### PROBLEM DESCRIPTION
Give the data again exactly as written, skipping any pictures.

### PROVIDED RECORDS
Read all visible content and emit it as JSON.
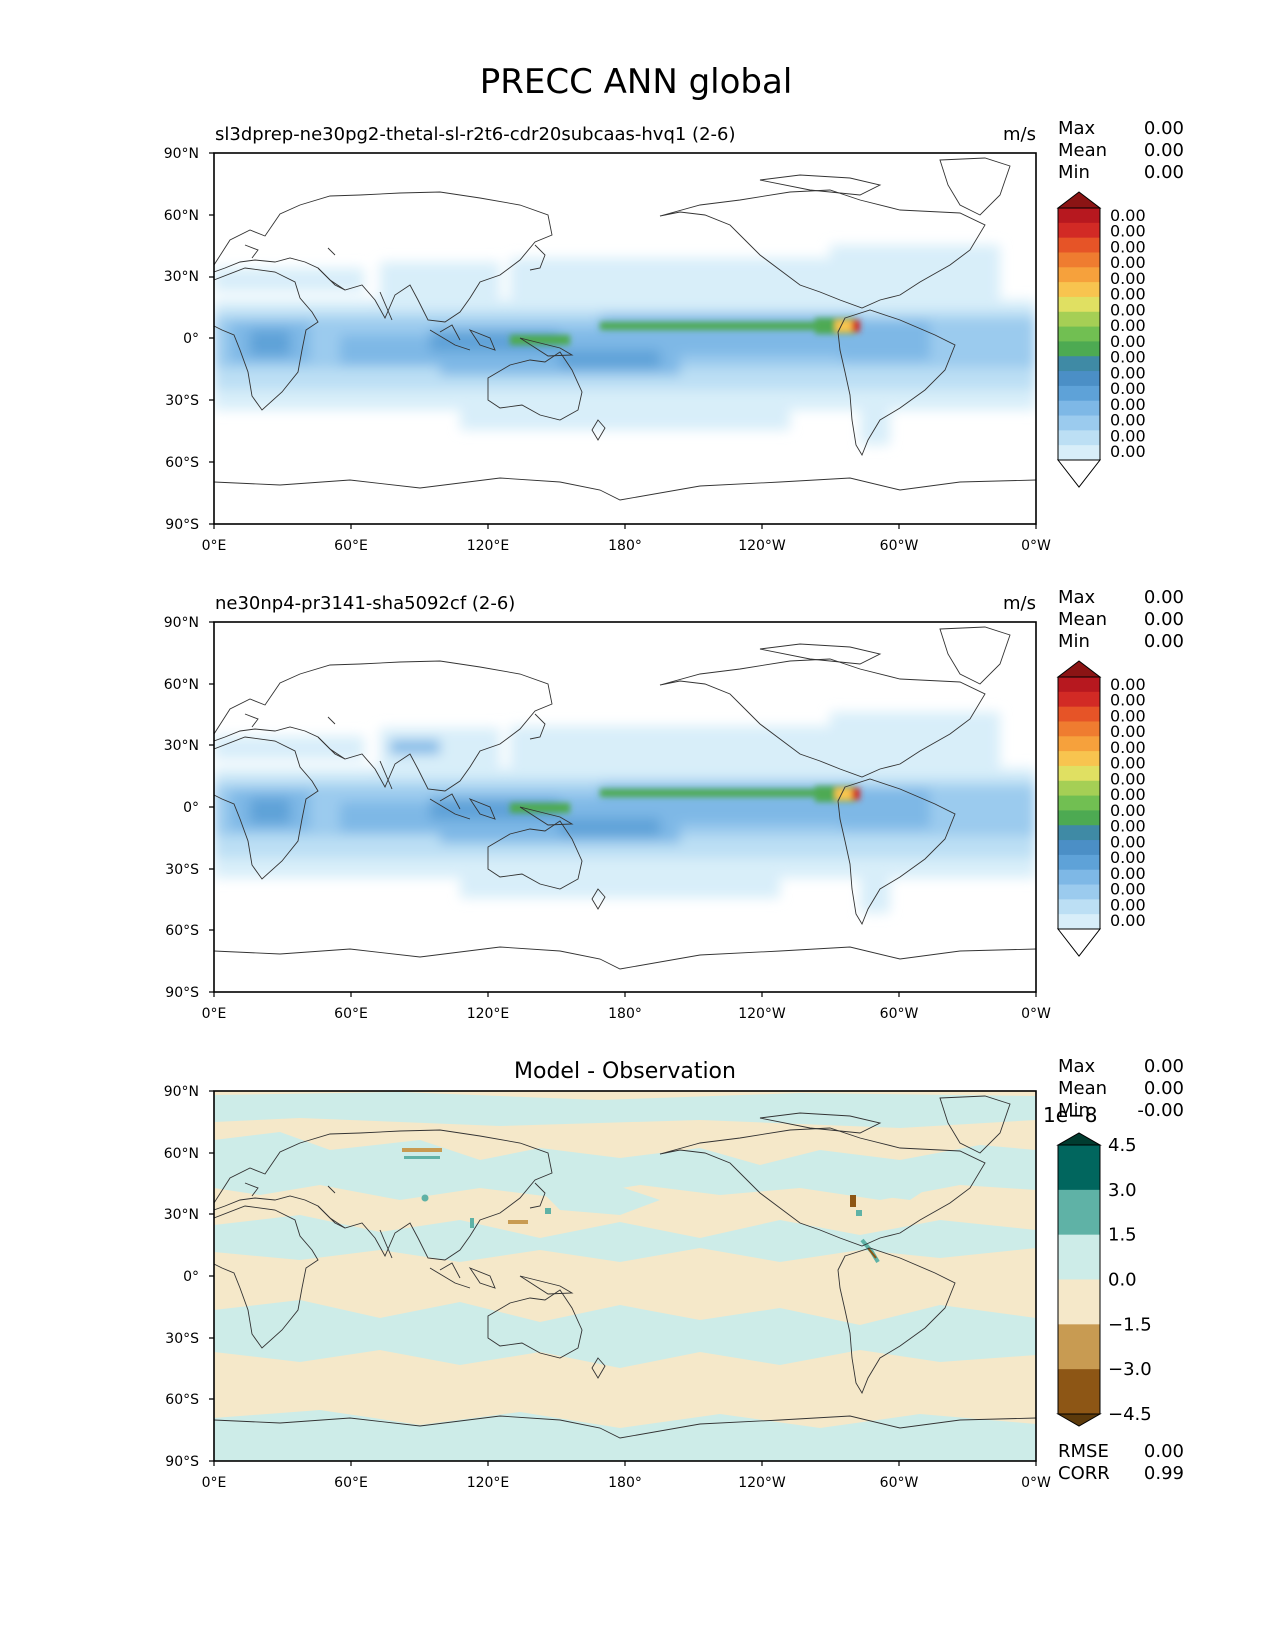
{
  "figure": {
    "title": "PRECC ANN global",
    "lat_ticks": [
      "90°N",
      "60°N",
      "30°N",
      "0°",
      "30°S",
      "60°S",
      "90°S"
    ],
    "lon_ticks": [
      "0°E",
      "60°E",
      "120°E",
      "180°",
      "120°W",
      "60°W",
      "0°W"
    ],
    "colors": {
      "precip_levels": [
        "#ffffff",
        "#d8eef9",
        "#bcdff4",
        "#9bcbee",
        "#7eb8e6",
        "#5ea2d8",
        "#4b8fc6",
        "#3f8aa5",
        "#4daa52",
        "#71bf52",
        "#a5cf55",
        "#e0e062",
        "#f8c44f",
        "#f6a13c",
        "#ef7c30",
        "#e65427",
        "#d22a25",
        "#b7181f",
        "#8b1414"
      ],
      "diff_levels": [
        "#5c3a0b",
        "#8d5615",
        "#c89b52",
        "#f5e8c9",
        "#cdece8",
        "#5fb2a6",
        "#01665e",
        "#003c30"
      ]
    }
  },
  "panels": [
    {
      "id": "test",
      "title_left": "sl3dprep-ne30pg2-thetal-sl-r2t6-cdr20subcaas-hvq1 (2-6)",
      "title_center": "",
      "units": "m/s",
      "stats": [
        {
          "label": "Max",
          "value": "0.00"
        },
        {
          "label": "Mean",
          "value": "0.00"
        },
        {
          "label": "Min",
          "value": "0.00"
        }
      ],
      "colorbar": {
        "type": "precip",
        "ticks": [
          "0.00",
          "0.00",
          "0.00",
          "0.00",
          "0.00",
          "0.00",
          "0.00",
          "0.00",
          "0.00",
          "0.00",
          "0.00",
          "0.00",
          "0.00",
          "0.00",
          "0.00",
          "0.00"
        ]
      }
    },
    {
      "id": "ref",
      "title_left": "ne30np4-pr3141-sha5092cf (2-6)",
      "title_center": "",
      "units": "m/s",
      "stats": [
        {
          "label": "Max",
          "value": "0.00"
        },
        {
          "label": "Mean",
          "value": "0.00"
        },
        {
          "label": "Min",
          "value": "0.00"
        }
      ],
      "colorbar": {
        "type": "precip",
        "ticks": [
          "0.00",
          "0.00",
          "0.00",
          "0.00",
          "0.00",
          "0.00",
          "0.00",
          "0.00",
          "0.00",
          "0.00",
          "0.00",
          "0.00",
          "0.00",
          "0.00",
          "0.00",
          "0.00"
        ]
      }
    },
    {
      "id": "diff",
      "title_left": "",
      "title_center": "Model - Observation",
      "units": "",
      "stats": [
        {
          "label": "Max",
          "value": "0.00"
        },
        {
          "label": "Mean",
          "value": "0.00"
        },
        {
          "label": "Min",
          "value": "-0.00"
        }
      ],
      "colorbar": {
        "type": "diff",
        "offset": "1e−8",
        "ticks": [
          "4.5",
          "3.0",
          "1.5",
          "0.0",
          "−1.5",
          "−3.0",
          "−4.5"
        ]
      },
      "extra_stats": [
        {
          "label": "RMSE",
          "value": "0.00"
        },
        {
          "label": "CORR",
          "value": "0.99"
        }
      ]
    }
  ]
}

### SOLUTION TO THIS TASK
Read all visible content and emit it as JSON.
{
  "figure": {
    "title": "PRECC ANN global",
    "lat_ticks": [
      "90°N",
      "60°N",
      "30°N",
      "0°",
      "30°S",
      "60°S",
      "90°S"
    ],
    "lon_ticks": [
      "0°E",
      "60°E",
      "120°E",
      "180°",
      "120°W",
      "60°W",
      "0°W"
    ],
    "colors": {
      "precip_levels": [
        "#ffffff",
        "#d8eef9",
        "#bcdff4",
        "#9bcbee",
        "#7eb8e6",
        "#5ea2d8",
        "#4b8fc6",
        "#3f8aa5",
        "#4daa52",
        "#71bf52",
        "#a5cf55",
        "#e0e062",
        "#f8c44f",
        "#f6a13c",
        "#ef7c30",
        "#e65427",
        "#d22a25",
        "#b7181f",
        "#8b1414"
      ],
      "diff_levels": [
        "#5c3a0b",
        "#8d5615",
        "#c89b52",
        "#f5e8c9",
        "#cdece8",
        "#5fb2a6",
        "#01665e",
        "#003c30"
      ]
    }
  },
  "panels": [
    {
      "id": "test",
      "title_left": "sl3dprep-ne30pg2-thetal-sl-r2t6-cdr20subcaas-hvq1 (2-6)",
      "title_center": "",
      "units": "m/s",
      "stats": [
        {
          "label": "Max",
          "value": "0.00"
        },
        {
          "label": "Mean",
          "value": "0.00"
        },
        {
          "label": "Min",
          "value": "0.00"
        }
      ],
      "colorbar": {
        "type": "precip",
        "ticks": [
          "0.00",
          "0.00",
          "0.00",
          "0.00",
          "0.00",
          "0.00",
          "0.00",
          "0.00",
          "0.00",
          "0.00",
          "0.00",
          "0.00",
          "0.00",
          "0.00",
          "0.00",
          "0.00"
        ]
      }
    },
    {
      "id": "ref",
      "title_left": "ne30np4-pr3141-sha5092cf (2-6)",
      "title_center": "",
      "units": "m/s",
      "stats": [
        {
          "label": "Max",
          "value": "0.00"
        },
        {
          "label": "Mean",
          "value": "0.00"
        },
        {
          "label": "Min",
          "value": "0.00"
        }
      ],
      "colorbar": {
        "type": "precip",
        "ticks": [
          "0.00",
          "0.00",
          "0.00",
          "0.00",
          "0.00",
          "0.00",
          "0.00",
          "0.00",
          "0.00",
          "0.00",
          "0.00",
          "0.00",
          "0.00",
          "0.00",
          "0.00",
          "0.00"
        ]
      }
    },
    {
      "id": "diff",
      "title_left": "",
      "title_center": "Model - Observation",
      "units": "",
      "stats": [
        {
          "label": "Max",
          "value": "0.00"
        },
        {
          "label": "Mean",
          "value": "0.00"
        },
        {
          "label": "Min",
          "value": "-0.00"
        }
      ],
      "colorbar": {
        "type": "diff",
        "offset": "1e−8",
        "ticks": [
          "4.5",
          "3.0",
          "1.5",
          "0.0",
          "−1.5",
          "−3.0",
          "−4.5"
        ]
      },
      "extra_stats": [
        {
          "label": "RMSE",
          "value": "0.00"
        },
        {
          "label": "CORR",
          "value": "0.99"
        }
      ]
    }
  ]
}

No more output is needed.